'''
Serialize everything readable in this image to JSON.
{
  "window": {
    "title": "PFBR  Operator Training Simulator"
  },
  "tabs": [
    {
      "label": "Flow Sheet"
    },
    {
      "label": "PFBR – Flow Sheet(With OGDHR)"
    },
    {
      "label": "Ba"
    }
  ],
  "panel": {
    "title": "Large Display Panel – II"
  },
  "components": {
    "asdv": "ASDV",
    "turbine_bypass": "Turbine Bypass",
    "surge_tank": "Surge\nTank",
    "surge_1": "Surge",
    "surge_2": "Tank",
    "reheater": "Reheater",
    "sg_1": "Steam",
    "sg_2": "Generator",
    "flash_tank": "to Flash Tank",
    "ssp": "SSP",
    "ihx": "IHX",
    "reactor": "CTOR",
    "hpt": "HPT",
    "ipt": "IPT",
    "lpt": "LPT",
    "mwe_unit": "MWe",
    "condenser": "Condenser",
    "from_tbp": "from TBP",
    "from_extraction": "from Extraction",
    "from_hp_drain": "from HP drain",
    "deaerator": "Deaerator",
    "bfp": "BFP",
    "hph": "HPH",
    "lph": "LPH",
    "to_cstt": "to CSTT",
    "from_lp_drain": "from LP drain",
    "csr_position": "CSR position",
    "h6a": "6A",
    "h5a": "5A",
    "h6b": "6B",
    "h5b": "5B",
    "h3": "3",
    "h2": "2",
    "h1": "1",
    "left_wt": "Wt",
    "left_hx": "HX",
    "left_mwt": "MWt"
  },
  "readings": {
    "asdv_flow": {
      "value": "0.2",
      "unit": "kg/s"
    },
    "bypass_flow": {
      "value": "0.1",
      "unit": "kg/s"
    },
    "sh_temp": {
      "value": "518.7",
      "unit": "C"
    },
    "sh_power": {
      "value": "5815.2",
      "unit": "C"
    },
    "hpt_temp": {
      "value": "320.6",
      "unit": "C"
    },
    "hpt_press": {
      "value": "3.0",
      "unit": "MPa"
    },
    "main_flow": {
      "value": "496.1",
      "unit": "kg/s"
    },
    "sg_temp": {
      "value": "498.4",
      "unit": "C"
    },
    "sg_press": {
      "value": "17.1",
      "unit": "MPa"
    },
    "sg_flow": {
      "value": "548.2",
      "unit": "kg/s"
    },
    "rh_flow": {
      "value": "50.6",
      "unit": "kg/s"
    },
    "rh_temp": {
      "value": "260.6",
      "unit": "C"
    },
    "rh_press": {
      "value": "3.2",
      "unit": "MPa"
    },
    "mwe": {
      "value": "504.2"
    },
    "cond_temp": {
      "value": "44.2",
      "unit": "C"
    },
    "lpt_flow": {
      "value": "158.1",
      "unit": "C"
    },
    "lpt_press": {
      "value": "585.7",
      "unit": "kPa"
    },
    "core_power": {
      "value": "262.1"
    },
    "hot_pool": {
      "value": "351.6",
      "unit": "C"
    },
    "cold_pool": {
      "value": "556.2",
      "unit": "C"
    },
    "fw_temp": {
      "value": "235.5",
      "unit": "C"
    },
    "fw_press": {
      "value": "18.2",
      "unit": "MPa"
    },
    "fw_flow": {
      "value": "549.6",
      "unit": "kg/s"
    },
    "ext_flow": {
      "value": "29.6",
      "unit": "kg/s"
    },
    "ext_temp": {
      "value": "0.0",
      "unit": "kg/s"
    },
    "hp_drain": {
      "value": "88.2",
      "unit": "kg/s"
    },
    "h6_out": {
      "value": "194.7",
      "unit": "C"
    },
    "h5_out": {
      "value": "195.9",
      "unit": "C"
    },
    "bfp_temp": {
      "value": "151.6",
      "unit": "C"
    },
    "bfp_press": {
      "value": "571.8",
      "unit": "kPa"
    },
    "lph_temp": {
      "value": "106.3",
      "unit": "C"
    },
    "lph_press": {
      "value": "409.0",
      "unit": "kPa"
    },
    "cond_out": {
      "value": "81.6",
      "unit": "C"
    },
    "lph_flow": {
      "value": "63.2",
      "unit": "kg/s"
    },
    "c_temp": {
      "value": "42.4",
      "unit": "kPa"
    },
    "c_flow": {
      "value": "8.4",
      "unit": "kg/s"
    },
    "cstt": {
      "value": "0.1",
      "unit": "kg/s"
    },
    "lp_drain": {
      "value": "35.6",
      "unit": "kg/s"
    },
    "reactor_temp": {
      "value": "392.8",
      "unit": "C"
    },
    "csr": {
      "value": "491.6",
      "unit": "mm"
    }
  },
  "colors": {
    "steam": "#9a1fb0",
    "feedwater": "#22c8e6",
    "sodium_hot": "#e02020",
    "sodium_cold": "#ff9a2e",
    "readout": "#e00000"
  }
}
'''
'''
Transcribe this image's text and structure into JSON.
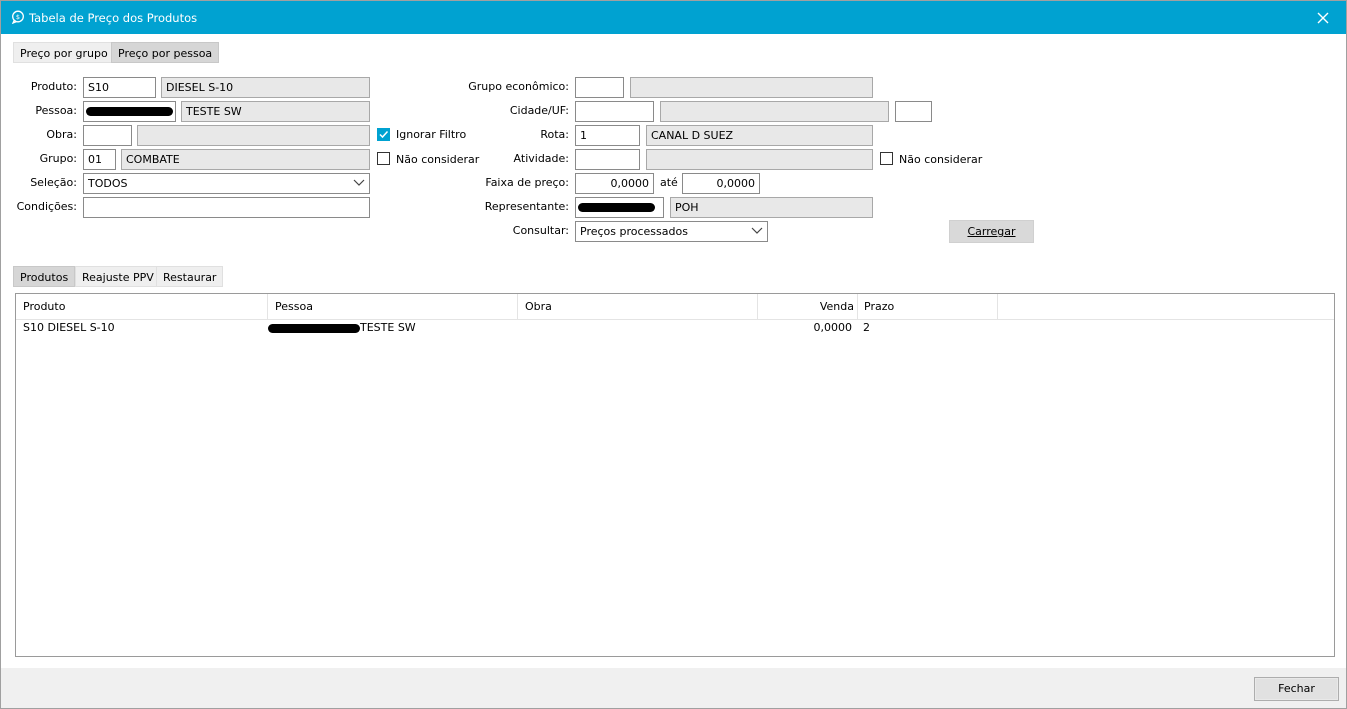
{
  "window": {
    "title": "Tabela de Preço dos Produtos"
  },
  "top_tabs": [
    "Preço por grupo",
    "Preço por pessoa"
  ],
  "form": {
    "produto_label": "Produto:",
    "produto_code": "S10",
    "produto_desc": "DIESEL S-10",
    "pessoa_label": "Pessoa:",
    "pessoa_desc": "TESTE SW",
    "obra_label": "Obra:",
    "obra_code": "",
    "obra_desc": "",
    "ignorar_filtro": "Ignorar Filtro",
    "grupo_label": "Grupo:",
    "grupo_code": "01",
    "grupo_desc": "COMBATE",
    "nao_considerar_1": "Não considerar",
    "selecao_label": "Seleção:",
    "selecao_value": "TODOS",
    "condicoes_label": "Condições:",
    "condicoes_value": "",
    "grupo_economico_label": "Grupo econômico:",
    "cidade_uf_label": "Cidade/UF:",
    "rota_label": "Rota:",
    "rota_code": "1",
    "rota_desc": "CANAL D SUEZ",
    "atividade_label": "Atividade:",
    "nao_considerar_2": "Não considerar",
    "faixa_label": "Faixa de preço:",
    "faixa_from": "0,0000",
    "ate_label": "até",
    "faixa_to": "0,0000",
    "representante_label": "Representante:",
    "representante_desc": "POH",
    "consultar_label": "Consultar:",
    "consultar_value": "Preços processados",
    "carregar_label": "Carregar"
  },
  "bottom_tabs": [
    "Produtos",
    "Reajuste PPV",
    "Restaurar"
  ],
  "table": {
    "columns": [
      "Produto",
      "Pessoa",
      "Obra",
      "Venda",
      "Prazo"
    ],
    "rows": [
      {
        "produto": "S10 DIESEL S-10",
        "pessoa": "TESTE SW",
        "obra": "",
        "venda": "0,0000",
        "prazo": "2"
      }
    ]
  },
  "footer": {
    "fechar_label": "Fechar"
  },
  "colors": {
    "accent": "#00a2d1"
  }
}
'''
Task to carry out: Select every line in the records above that contains the word "this".

Task solution:
Serialize everything readable in this image to JSON.
Transcribe this image's text and structure into JSON.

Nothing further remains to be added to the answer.